## What this task involves
Return every entry exactly.

══ Provided data

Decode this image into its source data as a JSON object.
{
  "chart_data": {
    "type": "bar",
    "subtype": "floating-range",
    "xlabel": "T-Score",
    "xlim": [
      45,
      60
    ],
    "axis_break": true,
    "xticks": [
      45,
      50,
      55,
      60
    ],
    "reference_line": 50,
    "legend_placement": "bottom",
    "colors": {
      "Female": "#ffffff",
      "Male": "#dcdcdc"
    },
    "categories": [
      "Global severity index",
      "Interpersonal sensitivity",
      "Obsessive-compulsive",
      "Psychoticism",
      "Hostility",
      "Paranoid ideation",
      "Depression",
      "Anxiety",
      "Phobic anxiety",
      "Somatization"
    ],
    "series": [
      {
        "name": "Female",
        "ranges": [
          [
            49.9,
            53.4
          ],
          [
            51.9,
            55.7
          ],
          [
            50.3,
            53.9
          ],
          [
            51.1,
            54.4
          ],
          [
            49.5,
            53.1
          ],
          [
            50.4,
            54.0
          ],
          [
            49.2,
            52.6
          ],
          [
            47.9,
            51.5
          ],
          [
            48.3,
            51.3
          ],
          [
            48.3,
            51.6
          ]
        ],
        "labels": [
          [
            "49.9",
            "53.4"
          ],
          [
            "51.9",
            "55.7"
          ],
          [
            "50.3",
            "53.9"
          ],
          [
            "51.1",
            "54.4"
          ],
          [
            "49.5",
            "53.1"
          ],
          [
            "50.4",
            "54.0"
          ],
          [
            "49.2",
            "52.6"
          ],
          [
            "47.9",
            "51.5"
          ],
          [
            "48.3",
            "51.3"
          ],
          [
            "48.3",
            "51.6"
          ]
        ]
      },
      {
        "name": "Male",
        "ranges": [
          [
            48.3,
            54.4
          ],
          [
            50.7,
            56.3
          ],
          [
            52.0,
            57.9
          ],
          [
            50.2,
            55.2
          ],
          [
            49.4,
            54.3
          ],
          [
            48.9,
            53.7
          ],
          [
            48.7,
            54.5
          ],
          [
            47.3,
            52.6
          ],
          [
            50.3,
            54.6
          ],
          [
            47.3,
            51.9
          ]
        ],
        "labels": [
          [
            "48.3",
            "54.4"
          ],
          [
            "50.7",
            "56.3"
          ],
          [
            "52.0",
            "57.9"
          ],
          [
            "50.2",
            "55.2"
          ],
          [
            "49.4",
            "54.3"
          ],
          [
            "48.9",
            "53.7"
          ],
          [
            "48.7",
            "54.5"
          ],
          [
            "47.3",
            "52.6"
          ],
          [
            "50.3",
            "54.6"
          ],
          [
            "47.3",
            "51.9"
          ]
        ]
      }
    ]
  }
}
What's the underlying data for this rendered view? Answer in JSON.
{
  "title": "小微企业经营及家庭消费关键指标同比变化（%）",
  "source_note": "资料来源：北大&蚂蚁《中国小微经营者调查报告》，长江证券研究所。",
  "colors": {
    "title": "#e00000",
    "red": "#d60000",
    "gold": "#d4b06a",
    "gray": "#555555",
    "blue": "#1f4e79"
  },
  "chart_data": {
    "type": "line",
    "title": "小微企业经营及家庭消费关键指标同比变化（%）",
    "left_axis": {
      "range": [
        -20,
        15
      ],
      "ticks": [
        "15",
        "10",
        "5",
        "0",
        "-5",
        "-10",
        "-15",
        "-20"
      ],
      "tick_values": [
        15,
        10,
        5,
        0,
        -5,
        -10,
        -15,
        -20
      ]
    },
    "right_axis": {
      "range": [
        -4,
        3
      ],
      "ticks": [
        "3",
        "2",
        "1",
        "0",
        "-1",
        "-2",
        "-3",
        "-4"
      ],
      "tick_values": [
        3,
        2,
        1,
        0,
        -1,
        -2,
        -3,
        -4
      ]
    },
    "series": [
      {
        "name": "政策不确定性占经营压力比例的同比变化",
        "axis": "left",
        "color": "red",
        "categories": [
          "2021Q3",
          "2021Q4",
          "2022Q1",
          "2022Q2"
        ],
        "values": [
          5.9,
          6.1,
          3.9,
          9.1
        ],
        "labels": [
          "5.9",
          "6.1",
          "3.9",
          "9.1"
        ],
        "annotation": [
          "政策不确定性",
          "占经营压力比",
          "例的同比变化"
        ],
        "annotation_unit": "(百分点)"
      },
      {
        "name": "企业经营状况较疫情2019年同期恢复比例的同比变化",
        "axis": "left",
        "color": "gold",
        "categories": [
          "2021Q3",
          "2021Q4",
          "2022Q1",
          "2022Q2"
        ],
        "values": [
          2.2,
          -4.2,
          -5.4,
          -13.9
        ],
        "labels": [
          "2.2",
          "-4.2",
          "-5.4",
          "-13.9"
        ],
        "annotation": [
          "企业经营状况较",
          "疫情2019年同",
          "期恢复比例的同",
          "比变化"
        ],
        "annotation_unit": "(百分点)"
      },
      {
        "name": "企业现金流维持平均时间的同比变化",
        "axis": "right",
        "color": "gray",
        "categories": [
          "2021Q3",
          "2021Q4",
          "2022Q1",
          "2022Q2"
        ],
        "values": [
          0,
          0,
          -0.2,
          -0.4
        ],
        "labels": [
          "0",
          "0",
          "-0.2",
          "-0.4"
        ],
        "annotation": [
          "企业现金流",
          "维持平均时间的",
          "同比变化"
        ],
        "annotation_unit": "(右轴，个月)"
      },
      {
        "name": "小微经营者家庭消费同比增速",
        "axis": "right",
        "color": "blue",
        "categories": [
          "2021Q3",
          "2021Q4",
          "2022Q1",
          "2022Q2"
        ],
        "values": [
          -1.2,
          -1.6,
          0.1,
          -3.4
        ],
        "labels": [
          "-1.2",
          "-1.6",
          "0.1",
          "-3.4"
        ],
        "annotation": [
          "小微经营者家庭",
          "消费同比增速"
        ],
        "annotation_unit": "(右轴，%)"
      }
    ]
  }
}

════

## The reply
Decode this image into its source data as a JSON object.
{
  "chart_data": {
    "type": "bar",
    "subtype": "floating-range",
    "xlabel": "T-Score",
    "xlim": [
      45,
      60
    ],
    "axis_break": true,
    "xticks": [
      45,
      50,
      55,
      60
    ],
    "reference_line": 50,
    "legend_placement": "bottom",
    "colors": {
      "Female": "#ffffff",
      "Male": "#dcdcdc"
    },
    "categories": [
      "Global severity index",
      "Interpersonal sensitivity",
      "Obsessive-compulsive",
      "Psychoticism",
      "Hostility",
      "Paranoid ideation",
      "Depression",
      "Anxiety",
      "Phobic anxiety",
      "Somatization"
    ],
    "series": [
      {
        "name": "Female",
        "ranges": [
          [
            49.9,
            53.4
          ],
          [
            51.9,
            55.7
          ],
          [
            50.3,
            53.9
          ],
          [
            51.1,
            54.4
          ],
          [
            49.5,
            53.1
          ],
          [
            50.4,
            54.0
          ],
          [
            49.2,
            52.6
          ],
          [
            47.9,
            51.5
          ],
          [
            48.3,
            51.3
          ],
          [
            48.3,
            51.6
          ]
        ],
        "labels": [
          [
            "49.9",
            "53.4"
          ],
          [
            "51.9",
            "55.7"
          ],
          [
            "50.3",
            "53.9"
          ],
          [
            "51.1",
            "54.4"
          ],
          [
            "49.5",
            "53.1"
          ],
          [
            "50.4",
            "54.0"
          ],
          [
            "49.2",
            "52.6"
          ],
          [
            "47.9",
            "51.5"
          ],
          [
            "48.3",
            "51.3"
          ],
          [
            "48.3",
            "51.6"
          ]
        ]
      },
      {
        "name": "Male",
        "ranges": [
          [
            48.3,
            54.4
          ],
          [
            50.7,
            56.3
          ],
          [
            52.0,
            57.9
          ],
          [
            50.2,
            55.2
          ],
          [
            49.4,
            54.3
          ],
          [
            48.9,
            53.7
          ],
          [
            48.7,
            54.5
          ],
          [
            47.3,
            52.6
          ],
          [
            50.3,
            54.6
          ],
          [
            47.3,
            51.9
          ]
        ],
        "labels": [
          [
            "48.3",
            "54.4"
          ],
          [
            "50.7",
            "56.3"
          ],
          [
            "52.0",
            "57.9"
          ],
          [
            "50.2",
            "55.2"
          ],
          [
            "49.4",
            "54.3"
          ],
          [
            "48.9",
            "53.7"
          ],
          [
            "48.7",
            "54.5"
          ],
          [
            "47.3",
            "52.6"
          ],
          [
            "50.3",
            "54.6"
          ],
          [
            "47.3",
            "51.9"
          ]
        ]
      }
    ]
  }
}
What's the underlying data for this rendered view? Answer in JSON.
{
  "title": "小微企业经营及家庭消费关键指标同比变化（%）",
  "source_note": "资料来源：北大&蚂蚁《中国小微经营者调查报告》，长江证券研究所。",
  "colors": {
    "title": "#e00000",
    "red": "#d60000",
    "gold": "#d4b06a",
    "gray": "#555555",
    "blue": "#1f4e79"
  },
  "chart_data": {
    "type": "line",
    "title": "小微企业经营及家庭消费关键指标同比变化（%）",
    "left_axis": {
      "range": [
        -20,
        15
      ],
      "ticks": [
        "15",
        "10",
        "5",
        "0",
        "-5",
        "-10",
        "-15",
        "-20"
      ],
      "tick_values": [
        15,
        10,
        5,
        0,
        -5,
        -10,
        -15,
        -20
      ]
    },
    "right_axis": {
      "range": [
        -4,
        3
      ],
      "ticks": [
        "3",
        "2",
        "1",
        "0",
        "-1",
        "-2",
        "-3",
        "-4"
      ],
      "tick_values": [
        3,
        2,
        1,
        0,
        -1,
        -2,
        -3,
        -4
      ]
    },
    "series": [
      {
        "name": "政策不确定性占经营压力比例的同比变化",
        "axis": "left",
        "color": "red",
        "categories": [
          "2021Q3",
          "2021Q4",
          "2022Q1",
          "2022Q2"
        ],
        "values": [
          5.9,
          6.1,
          3.9,
          9.1
        ],
        "labels": [
          "5.9",
          "6.1",
          "3.9",
          "9.1"
        ],
        "annotation": [
          "政策不确定性",
          "占经营压力比",
          "例的同比变化"
        ],
        "annotation_unit": "(百分点)"
      },
      {
        "name": "企业经营状况较疫情2019年同期恢复比例的同比变化",
        "axis": "left",
        "color": "gold",
        "categories": [
          "2021Q3",
          "2021Q4",
          "2022Q1",
          "2022Q2"
        ],
        "values": [
          2.2,
          -4.2,
          -5.4,
          -13.9
        ],
        "labels": [
          "2.2",
          "-4.2",
          "-5.4",
          "-13.9"
        ],
        "annotation": [
          "企业经营状况较",
          "疫情2019年同",
          "期恢复比例的同",
          "比变化"
        ],
        "annotation_unit": "(百分点)"
      },
      {
        "name": "企业现金流维持平均时间的同比变化",
        "axis": "right",
        "color": "gray",
        "categories": [
          "2021Q3",
          "2021Q4",
          "2022Q1",
          "2022Q2"
        ],
        "values": [
          0,
          0,
          -0.2,
          -0.4
        ],
        "labels": [
          "0",
          "0",
          "-0.2",
          "-0.4"
        ],
        "annotation": [
          "企业现金流",
          "维持平均时间的",
          "同比变化"
        ],
        "annotation_unit": "(右轴，个月)"
      },
      {
        "name": "小微经营者家庭消费同比增速",
        "axis": "right",
        "color": "blue",
        "categories": [
          "2021Q3",
          "2021Q4",
          "2022Q1",
          "2022Q2"
        ],
        "values": [
          -1.2,
          -1.6,
          0.1,
          -3.4
        ],
        "labels": [
          "-1.2",
          "-1.6",
          "0.1",
          "-3.4"
        ],
        "annotation": [
          "小微经营者家庭",
          "消费同比增速"
        ],
        "annotation_unit": "(右轴，%)"
      }
    ]
  }
}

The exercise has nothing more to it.